§ Stated exercise
Write out every record below exactly as it appears.

§ Given records
___

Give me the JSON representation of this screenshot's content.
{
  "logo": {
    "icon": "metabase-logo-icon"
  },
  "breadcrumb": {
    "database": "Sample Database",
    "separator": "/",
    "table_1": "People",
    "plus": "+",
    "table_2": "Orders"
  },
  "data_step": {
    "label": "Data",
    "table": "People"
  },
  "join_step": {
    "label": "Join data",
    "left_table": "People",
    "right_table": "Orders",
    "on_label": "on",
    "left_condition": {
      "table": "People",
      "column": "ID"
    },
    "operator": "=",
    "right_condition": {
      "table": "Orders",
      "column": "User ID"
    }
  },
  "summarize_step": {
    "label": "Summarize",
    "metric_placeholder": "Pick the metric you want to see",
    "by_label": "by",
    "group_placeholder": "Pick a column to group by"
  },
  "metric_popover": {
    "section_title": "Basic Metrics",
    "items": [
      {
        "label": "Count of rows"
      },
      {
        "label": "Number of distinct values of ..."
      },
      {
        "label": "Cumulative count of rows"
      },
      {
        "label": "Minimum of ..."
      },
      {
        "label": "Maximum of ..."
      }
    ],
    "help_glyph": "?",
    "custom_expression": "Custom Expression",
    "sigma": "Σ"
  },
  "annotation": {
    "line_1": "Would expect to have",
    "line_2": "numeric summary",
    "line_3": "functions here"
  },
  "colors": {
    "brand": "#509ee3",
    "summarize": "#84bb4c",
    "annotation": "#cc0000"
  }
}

___

§ Finished exercise
Give me the JSON representation of this screenshot's content.
{
  "logo": {
    "icon": "metabase-logo-icon"
  },
  "breadcrumb": {
    "database": "Sample Database",
    "separator": "/",
    "table_1": "People",
    "plus": "+",
    "table_2": "Orders"
  },
  "data_step": {
    "label": "Data",
    "table": "People"
  },
  "join_step": {
    "label": "Join data",
    "left_table": "People",
    "right_table": "Orders",
    "on_label": "on",
    "left_condition": {
      "table": "People",
      "column": "ID"
    },
    "operator": "=",
    "right_condition": {
      "table": "Orders",
      "column": "User ID"
    }
  },
  "summarize_step": {
    "label": "Summarize",
    "metric_placeholder": "Pick the metric you want to see",
    "by_label": "by",
    "group_placeholder": "Pick a column to group by"
  },
  "metric_popover": {
    "section_title": "Basic Metrics",
    "items": [
      {
        "label": "Count of rows"
      },
      {
        "label": "Number of distinct values of ..."
      },
      {
        "label": "Cumulative count of rows"
      },
      {
        "label": "Minimum of ..."
      },
      {
        "label": "Maximum of ..."
      }
    ],
    "help_glyph": "?",
    "custom_expression": "Custom Expression",
    "sigma": "Σ"
  },
  "annotation": {
    "line_1": "Would expect to have",
    "line_2": "numeric summary",
    "line_3": "functions here"
  },
  "colors": {
    "brand": "#509ee3",
    "summarize": "#84bb4c",
    "annotation": "#cc0000"
  }
}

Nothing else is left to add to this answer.